_Problem statement_:
Find the word "Reward" in the listing; pull out each line holding it.

_Items_:
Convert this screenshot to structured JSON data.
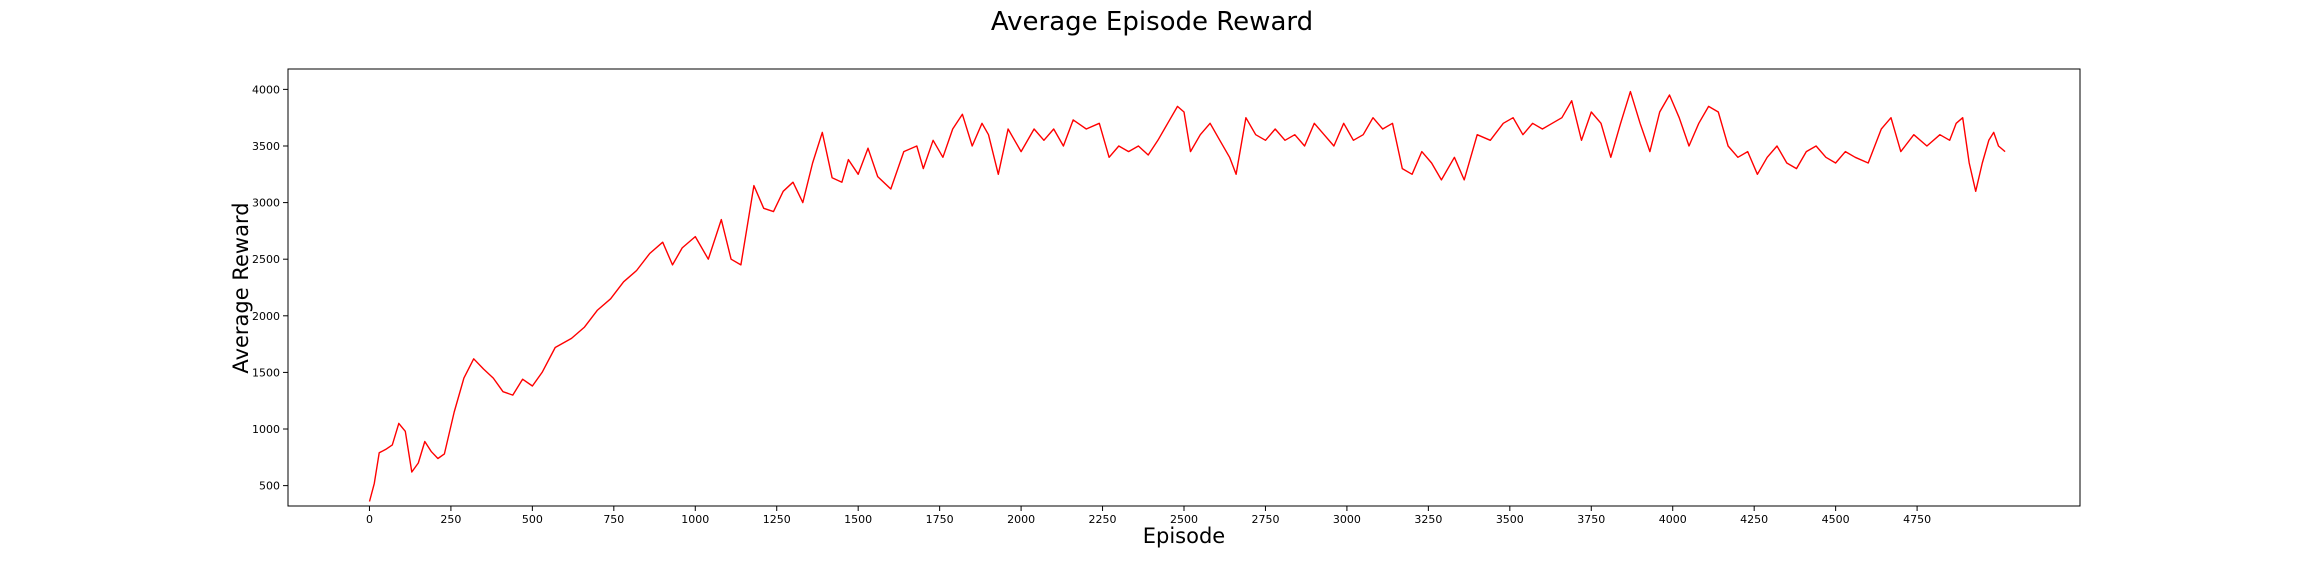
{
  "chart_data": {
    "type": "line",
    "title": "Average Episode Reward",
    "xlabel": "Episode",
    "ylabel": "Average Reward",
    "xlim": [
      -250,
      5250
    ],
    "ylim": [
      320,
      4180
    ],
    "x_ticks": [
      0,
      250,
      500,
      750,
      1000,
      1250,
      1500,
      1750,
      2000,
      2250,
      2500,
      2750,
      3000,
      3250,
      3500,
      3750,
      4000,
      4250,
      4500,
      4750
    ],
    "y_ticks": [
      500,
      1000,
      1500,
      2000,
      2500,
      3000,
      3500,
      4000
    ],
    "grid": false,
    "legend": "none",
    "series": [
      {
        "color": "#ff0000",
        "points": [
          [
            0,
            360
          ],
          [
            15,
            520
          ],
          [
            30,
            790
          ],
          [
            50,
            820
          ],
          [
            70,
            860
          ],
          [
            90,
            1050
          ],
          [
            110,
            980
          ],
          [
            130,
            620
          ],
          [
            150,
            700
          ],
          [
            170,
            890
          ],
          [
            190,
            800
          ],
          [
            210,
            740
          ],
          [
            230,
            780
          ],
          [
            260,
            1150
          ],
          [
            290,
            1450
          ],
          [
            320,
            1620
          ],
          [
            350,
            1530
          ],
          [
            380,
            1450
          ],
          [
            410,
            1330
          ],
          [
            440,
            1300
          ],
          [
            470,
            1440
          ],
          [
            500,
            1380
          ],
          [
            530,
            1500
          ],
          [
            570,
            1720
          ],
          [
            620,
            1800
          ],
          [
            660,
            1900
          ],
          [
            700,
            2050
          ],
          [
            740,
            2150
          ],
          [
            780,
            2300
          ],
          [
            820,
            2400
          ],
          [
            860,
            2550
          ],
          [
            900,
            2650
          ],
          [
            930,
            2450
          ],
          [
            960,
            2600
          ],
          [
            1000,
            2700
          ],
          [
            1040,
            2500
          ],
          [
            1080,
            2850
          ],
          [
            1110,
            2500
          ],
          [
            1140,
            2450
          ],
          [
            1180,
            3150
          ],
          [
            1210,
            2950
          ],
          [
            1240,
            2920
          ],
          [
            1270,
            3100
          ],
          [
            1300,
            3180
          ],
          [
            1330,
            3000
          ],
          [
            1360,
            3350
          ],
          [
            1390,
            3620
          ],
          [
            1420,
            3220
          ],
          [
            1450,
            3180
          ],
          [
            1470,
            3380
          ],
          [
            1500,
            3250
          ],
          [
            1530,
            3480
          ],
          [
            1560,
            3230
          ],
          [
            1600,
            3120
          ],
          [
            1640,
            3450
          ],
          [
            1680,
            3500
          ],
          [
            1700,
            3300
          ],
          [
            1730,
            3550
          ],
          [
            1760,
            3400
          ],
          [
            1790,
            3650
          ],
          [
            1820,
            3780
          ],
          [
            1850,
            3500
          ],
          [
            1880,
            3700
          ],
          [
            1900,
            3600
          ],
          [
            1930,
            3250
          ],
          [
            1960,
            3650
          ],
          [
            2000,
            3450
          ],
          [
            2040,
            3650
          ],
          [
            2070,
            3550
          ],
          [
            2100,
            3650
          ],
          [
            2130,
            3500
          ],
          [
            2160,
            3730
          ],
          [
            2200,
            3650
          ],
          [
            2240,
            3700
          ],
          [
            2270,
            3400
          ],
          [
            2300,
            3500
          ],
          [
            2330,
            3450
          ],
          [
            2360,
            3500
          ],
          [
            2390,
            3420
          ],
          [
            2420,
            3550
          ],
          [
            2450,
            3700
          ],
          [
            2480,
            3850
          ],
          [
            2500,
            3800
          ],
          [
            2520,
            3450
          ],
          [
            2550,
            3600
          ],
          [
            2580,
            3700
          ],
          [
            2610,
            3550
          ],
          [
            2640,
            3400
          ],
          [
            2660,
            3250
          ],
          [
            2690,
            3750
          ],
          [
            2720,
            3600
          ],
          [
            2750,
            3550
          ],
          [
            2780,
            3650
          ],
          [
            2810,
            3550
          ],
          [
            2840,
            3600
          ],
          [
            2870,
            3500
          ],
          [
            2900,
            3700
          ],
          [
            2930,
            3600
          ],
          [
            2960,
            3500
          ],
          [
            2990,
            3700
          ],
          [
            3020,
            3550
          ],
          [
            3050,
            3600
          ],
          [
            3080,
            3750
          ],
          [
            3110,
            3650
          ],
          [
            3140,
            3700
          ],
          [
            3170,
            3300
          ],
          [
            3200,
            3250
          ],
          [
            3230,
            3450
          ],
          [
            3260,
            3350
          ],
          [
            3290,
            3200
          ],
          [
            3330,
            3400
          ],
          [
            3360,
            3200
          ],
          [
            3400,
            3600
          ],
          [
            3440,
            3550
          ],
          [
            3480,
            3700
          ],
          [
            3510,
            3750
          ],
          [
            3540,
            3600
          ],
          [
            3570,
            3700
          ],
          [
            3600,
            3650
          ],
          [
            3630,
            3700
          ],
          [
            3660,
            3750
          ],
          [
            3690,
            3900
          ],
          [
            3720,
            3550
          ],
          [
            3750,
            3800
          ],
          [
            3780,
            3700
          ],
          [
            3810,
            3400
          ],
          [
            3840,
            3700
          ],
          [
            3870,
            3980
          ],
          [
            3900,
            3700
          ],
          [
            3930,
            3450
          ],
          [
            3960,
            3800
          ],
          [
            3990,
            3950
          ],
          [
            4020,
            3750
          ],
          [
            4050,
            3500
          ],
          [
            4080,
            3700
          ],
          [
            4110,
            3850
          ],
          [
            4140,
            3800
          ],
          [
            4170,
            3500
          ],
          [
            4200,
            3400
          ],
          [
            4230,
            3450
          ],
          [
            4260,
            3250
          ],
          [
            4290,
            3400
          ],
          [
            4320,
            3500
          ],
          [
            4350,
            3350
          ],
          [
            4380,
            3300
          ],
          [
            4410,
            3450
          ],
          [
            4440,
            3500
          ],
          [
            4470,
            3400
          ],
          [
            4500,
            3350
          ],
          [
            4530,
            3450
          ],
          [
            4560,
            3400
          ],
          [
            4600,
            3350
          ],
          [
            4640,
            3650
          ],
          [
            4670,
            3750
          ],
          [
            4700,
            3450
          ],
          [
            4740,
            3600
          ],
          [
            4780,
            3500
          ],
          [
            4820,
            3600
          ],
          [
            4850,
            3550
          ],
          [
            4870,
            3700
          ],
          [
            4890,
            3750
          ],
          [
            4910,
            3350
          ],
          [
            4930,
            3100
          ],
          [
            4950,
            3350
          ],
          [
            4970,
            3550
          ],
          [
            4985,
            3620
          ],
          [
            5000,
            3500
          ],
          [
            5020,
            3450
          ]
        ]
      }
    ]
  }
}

* * *

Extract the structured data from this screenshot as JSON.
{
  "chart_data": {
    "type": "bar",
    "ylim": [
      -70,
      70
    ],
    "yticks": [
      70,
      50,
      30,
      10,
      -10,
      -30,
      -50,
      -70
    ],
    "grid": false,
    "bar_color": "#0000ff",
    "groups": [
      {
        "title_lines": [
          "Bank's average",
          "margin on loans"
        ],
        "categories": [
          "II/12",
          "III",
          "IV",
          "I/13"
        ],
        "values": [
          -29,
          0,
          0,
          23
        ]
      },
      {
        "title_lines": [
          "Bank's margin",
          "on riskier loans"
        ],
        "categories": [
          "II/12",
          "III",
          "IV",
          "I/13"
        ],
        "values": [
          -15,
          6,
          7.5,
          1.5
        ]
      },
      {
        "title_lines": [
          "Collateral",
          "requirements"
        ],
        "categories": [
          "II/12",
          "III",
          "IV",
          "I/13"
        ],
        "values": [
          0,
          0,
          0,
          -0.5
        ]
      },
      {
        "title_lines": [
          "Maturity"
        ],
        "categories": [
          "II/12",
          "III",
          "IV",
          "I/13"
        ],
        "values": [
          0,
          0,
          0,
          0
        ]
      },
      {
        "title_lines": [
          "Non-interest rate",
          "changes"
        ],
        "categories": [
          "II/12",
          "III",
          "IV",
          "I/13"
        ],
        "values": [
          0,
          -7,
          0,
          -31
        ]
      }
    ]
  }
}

_Expected answer_:
    "title": "Average Episode Reward",
    "ylabel": "Average Reward",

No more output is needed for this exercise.